#### [Problem statement]
Copy every line below precisely, leaving nothing out.

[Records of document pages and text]
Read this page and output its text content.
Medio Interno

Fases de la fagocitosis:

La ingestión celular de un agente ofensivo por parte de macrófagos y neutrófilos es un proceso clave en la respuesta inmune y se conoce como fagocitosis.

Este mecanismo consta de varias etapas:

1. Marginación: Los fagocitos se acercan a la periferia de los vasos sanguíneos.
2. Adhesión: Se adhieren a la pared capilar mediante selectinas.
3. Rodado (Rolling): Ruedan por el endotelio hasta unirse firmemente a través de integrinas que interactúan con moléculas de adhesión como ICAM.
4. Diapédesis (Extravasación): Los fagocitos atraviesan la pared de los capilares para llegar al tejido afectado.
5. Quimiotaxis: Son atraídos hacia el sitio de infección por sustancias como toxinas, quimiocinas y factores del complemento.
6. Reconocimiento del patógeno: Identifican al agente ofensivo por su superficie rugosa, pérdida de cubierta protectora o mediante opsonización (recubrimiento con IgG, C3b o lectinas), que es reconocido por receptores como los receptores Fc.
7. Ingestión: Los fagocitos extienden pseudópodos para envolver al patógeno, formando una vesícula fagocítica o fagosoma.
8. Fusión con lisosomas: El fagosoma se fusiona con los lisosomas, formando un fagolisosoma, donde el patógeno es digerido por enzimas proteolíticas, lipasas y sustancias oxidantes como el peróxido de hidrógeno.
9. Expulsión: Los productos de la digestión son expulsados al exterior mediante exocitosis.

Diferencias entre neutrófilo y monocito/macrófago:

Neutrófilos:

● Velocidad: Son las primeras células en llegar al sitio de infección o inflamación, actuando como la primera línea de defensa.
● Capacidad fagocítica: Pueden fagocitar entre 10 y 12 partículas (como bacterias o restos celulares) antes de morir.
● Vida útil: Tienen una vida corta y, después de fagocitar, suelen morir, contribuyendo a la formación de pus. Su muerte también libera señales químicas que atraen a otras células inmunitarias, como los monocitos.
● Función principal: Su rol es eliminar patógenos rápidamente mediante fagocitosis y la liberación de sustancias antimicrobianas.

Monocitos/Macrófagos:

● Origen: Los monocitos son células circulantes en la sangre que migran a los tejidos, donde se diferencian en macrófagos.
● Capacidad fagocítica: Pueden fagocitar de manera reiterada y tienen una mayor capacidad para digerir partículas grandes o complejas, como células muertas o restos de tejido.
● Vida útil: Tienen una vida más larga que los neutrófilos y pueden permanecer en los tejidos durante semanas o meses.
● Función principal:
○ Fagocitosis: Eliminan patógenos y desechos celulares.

#### [Output for this task]
Read this page and output its text content.
Medio Interno

Fases de la fagocitosis:

La ingestión celular de un agente ofensivo por parte de macrófagos y neutrófilos es un proceso clave en la respuesta inmune y se conoce como fagocitosis.

Este mecanismo consta de varias etapas:

1. Marginación: Los fagocitos se acercan a la periferia de los vasos sanguíneos.
2. Adhesión: Se adhieren a la pared capilar mediante selectinas.
3. Rodado (Rolling): Ruedan por el endotelio hasta unirse firmemente a través de integrinas que interactúan con moléculas de adhesión como ICAM.
4. Diapédesis (Extravasación): Los fagocitos atraviesan la pared de los capilares para llegar al tejido afectado.
5. Quimiotaxis: Son atraídos hacia el sitio de infección por sustancias como toxinas, quimiocinas y factores del complemento.
6. Reconocimiento del patógeno: Identifican al agente ofensivo por su superficie rugosa, pérdida de cubierta protectora o mediante opsonización (recubrimiento con IgG, C3b o lectinas), que es reconocido por receptores como los receptores Fc.
7. Ingestión: Los fagocitos extienden pseudópodos para envolver al patógeno, formando una vesícula fagocítica o fagosoma.
8. Fusión con lisosomas: El fagosoma se fusiona con los lisosomas, formando un fagolisosoma, donde el patógeno es digerido por enzimas proteolíticas, lipasas y sustancias oxidantes como el peróxido de hidrógeno.
9. Expulsión: Los productos de la digestión son expulsados al exterior mediante exocitosis.

Diferencias entre neutrófilo y monocito/macrófago:

Neutrófilos:

● Velocidad: Son las primeras células en llegar al sitio de infección o inflamación, actuando como la primera línea de defensa.
● Capacidad fagocítica: Pueden fagocitar entre 10 y 12 partículas (como bacterias o restos celulares) antes de morir.
● Vida útil: Tienen una vida corta y, después de fagocitar, suelen morir, contribuyendo a la formación de pus. Su muerte también libera señales químicas que atraen a otras células inmunitarias, como los monocitos.
● Función principal: Su rol es eliminar patógenos rápidamente mediante fagocitosis y la liberación de sustancias antimicrobianas.

Monocitos/Macrófagos:

● Origen: Los monocitos son células circulantes en la sangre que migran a los tejidos, donde se diferencian en macrófagos.
● Capacidad fagocítica: Pueden fagocitar de manera reiterada y tienen una mayor capacidad para digerir partículas grandes o complejas, como células muertas o restos de tejido.
● Vida útil: Tienen una vida más larga que los neutrófilos y pueden permanecer en los tejidos durante semanas o meses.
● Función principal:
○ Fagocitosis: Eliminan patógenos y desechos celulares.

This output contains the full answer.